Items from a dataset

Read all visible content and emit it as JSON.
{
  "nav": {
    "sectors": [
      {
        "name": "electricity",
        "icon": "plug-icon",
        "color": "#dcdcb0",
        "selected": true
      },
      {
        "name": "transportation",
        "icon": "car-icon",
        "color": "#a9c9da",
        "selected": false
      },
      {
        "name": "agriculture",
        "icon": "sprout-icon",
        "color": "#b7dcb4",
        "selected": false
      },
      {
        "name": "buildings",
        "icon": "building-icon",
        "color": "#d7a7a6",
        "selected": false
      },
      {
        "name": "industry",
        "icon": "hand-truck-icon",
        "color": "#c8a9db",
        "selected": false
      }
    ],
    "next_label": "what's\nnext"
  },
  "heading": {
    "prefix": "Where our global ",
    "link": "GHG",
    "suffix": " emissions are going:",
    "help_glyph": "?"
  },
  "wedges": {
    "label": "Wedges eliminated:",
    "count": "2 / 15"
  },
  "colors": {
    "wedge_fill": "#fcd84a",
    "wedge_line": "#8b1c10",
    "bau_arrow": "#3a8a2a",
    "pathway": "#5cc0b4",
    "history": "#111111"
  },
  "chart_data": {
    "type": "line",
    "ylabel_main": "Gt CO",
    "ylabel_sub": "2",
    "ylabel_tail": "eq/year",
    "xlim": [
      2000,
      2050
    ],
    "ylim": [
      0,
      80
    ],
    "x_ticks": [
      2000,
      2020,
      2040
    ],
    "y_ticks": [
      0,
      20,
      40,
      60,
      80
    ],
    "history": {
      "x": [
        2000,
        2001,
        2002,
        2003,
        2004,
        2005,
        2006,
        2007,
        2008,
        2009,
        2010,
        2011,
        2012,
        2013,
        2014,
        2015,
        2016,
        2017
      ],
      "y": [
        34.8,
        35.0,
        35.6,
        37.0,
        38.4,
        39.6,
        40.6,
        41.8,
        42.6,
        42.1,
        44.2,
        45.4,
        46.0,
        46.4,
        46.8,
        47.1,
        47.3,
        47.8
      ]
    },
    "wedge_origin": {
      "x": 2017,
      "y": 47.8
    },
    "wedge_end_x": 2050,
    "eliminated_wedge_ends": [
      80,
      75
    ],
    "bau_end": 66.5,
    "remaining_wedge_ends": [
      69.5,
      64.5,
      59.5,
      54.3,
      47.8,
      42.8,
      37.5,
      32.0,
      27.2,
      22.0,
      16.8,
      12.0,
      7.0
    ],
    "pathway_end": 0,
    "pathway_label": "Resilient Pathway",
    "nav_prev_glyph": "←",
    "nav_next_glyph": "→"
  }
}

- [Stated task]:
Repeat the whole listing exactly, keeping every line intact.

- [Solution for this exercise]:
Read all visible content and emit it as JSON.
{
  "nav": {
    "sectors": [
      {
        "name": "electricity",
        "icon": "plug-icon",
        "color": "#dcdcb0",
        "selected": true
      },
      {
        "name": "transportation",
        "icon": "car-icon",
        "color": "#a9c9da",
        "selected": false
      },
      {
        "name": "agriculture",
        "icon": "sprout-icon",
        "color": "#b7dcb4",
        "selected": false
      },
      {
        "name": "buildings",
        "icon": "building-icon",
        "color": "#d7a7a6",
        "selected": false
      },
      {
        "name": "industry",
        "icon": "hand-truck-icon",
        "color": "#c8a9db",
        "selected": false
      }
    ],
    "next_label": "what's\nnext"
  },
  "heading": {
    "prefix": "Where our global ",
    "link": "GHG",
    "suffix": " emissions are going:",
    "help_glyph": "?"
  },
  "wedges": {
    "label": "Wedges eliminated:",
    "count": "2 / 15"
  },
  "colors": {
    "wedge_fill": "#fcd84a",
    "wedge_line": "#8b1c10",
    "bau_arrow": "#3a8a2a",
    "pathway": "#5cc0b4",
    "history": "#111111"
  },
  "chart_data": {
    "type": "line",
    "ylabel_main": "Gt CO",
    "ylabel_sub": "2",
    "ylabel_tail": "eq/year",
    "xlim": [
      2000,
      2050
    ],
    "ylim": [
      0,
      80
    ],
    "x_ticks": [
      2000,
      2020,
      2040
    ],
    "y_ticks": [
      0,
      20,
      40,
      60,
      80
    ],
    "history": {
      "x": [
        2000,
        2001,
        2002,
        2003,
        2004,
        2005,
        2006,
        2007,
        2008,
        2009,
        2010,
        2011,
        2012,
        2013,
        2014,
        2015,
        2016,
        2017
      ],
      "y": [
        34.8,
        35.0,
        35.6,
        37.0,
        38.4,
        39.6,
        40.6,
        41.8,
        42.6,
        42.1,
        44.2,
        45.4,
        46.0,
        46.4,
        46.8,
        47.1,
        47.3,
        47.8
      ]
    },
    "wedge_origin": {
      "x": 2017,
      "y": 47.8
    },
    "wedge_end_x": 2050,
    "eliminated_wedge_ends": [
      80,
      75
    ],
    "bau_end": 66.5,
    "remaining_wedge_ends": [
      69.5,
      64.5,
      59.5,
      54.3,
      47.8,
      42.8,
      37.5,
      32.0,
      27.2,
      22.0,
      16.8,
      12.0,
      7.0
    ],
    "pathway_end": 0,
    "pathway_label": "Resilient Pathway",
    "nav_prev_glyph": "←",
    "nav_next_glyph": "→"
  }
}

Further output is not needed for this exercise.